» WRITTEN REQUEST:
In this exercise, return the whole listing exactly, excluding any images.

#### TASK INPUT ####

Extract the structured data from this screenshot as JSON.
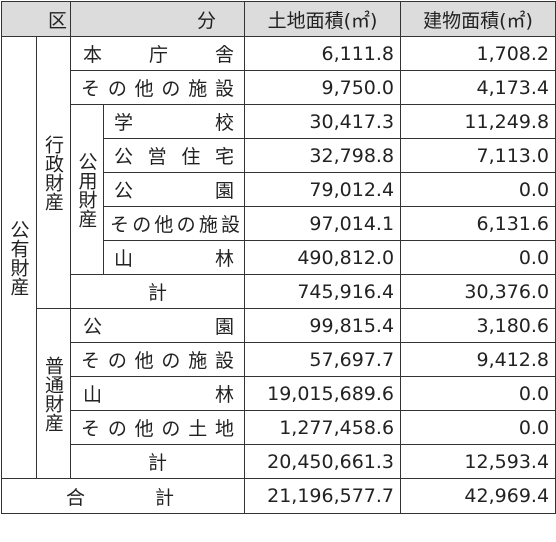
{
  "header": {
    "col_ku": "区",
    "col_bun": "分",
    "col_land": "土地面積(㎡)",
    "col_building": "建物面積(㎡)"
  },
  "groups": {
    "public_property": "公有財産",
    "administrative": "行政財産",
    "public_use": "公用財産",
    "ordinary": "普通財産"
  },
  "rows": {
    "honchosha": {
      "label": "本庁舎",
      "land": "6,111.8",
      "building": "1,708.2"
    },
    "admin_other": {
      "label": "その他の施設",
      "land": "9,750.0",
      "building": "4,173.4"
    },
    "school": {
      "label": "学校",
      "land": "30,417.3",
      "building": "11,249.8"
    },
    "housing": {
      "label": "公営住宅",
      "land": "32,798.8",
      "building": "7,113.0"
    },
    "park": {
      "label": "公園",
      "land": "79,012.4",
      "building": "0.0"
    },
    "public_other": {
      "label": "その他の施設",
      "land": "97,014.1",
      "building": "6,131.6"
    },
    "forest": {
      "label": "山林",
      "land": "490,812.0",
      "building": "0.0"
    },
    "admin_total": {
      "label": "計",
      "land": "745,916.4",
      "building": "30,376.0"
    },
    "ord_park": {
      "label": "公園",
      "land": "99,815.4",
      "building": "3,180.6"
    },
    "ord_other_facility": {
      "label": "その他の施設",
      "land": "57,697.7",
      "building": "9,412.8"
    },
    "ord_forest": {
      "label": "山林",
      "land": "19,015,689.6",
      "building": "0.0"
    },
    "ord_other_land": {
      "label": "その他の土地",
      "land": "1,277,458.6",
      "building": "0.0"
    },
    "ord_total": {
      "label": "計",
      "land": "20,450,661.3",
      "building": "12,593.4"
    },
    "grand_total": {
      "label": "合計",
      "land": "21,196,577.7",
      "building": "42,969.4"
    }
  }
}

####

» PROBLEM SOLUTION:
Extract the structured data from this screenshot as JSON.
{
  "header": {
    "col_ku": "区",
    "col_bun": "分",
    "col_land": "土地面積(㎡)",
    "col_building": "建物面積(㎡)"
  },
  "groups": {
    "public_property": "公有財産",
    "administrative": "行政財産",
    "public_use": "公用財産",
    "ordinary": "普通財産"
  },
  "rows": {
    "honchosha": {
      "label": "本庁舎",
      "land": "6,111.8",
      "building": "1,708.2"
    },
    "admin_other": {
      "label": "その他の施設",
      "land": "9,750.0",
      "building": "4,173.4"
    },
    "school": {
      "label": "学校",
      "land": "30,417.3",
      "building": "11,249.8"
    },
    "housing": {
      "label": "公営住宅",
      "land": "32,798.8",
      "building": "7,113.0"
    },
    "park": {
      "label": "公園",
      "land": "79,012.4",
      "building": "0.0"
    },
    "public_other": {
      "label": "その他の施設",
      "land": "97,014.1",
      "building": "6,131.6"
    },
    "forest": {
      "label": "山林",
      "land": "490,812.0",
      "building": "0.0"
    },
    "admin_total": {
      "label": "計",
      "land": "745,916.4",
      "building": "30,376.0"
    },
    "ord_park": {
      "label": "公園",
      "land": "99,815.4",
      "building": "3,180.6"
    },
    "ord_other_facility": {
      "label": "その他の施設",
      "land": "57,697.7",
      "building": "9,412.8"
    },
    "ord_forest": {
      "label": "山林",
      "land": "19,015,689.6",
      "building": "0.0"
    },
    "ord_other_land": {
      "label": "その他の土地",
      "land": "1,277,458.6",
      "building": "0.0"
    },
    "ord_total": {
      "label": "計",
      "land": "20,450,661.3",
      "building": "12,593.4"
    },
    "grand_total": {
      "label": "合計",
      "land": "21,196,577.7",
      "building": "42,969.4"
    }
  }
}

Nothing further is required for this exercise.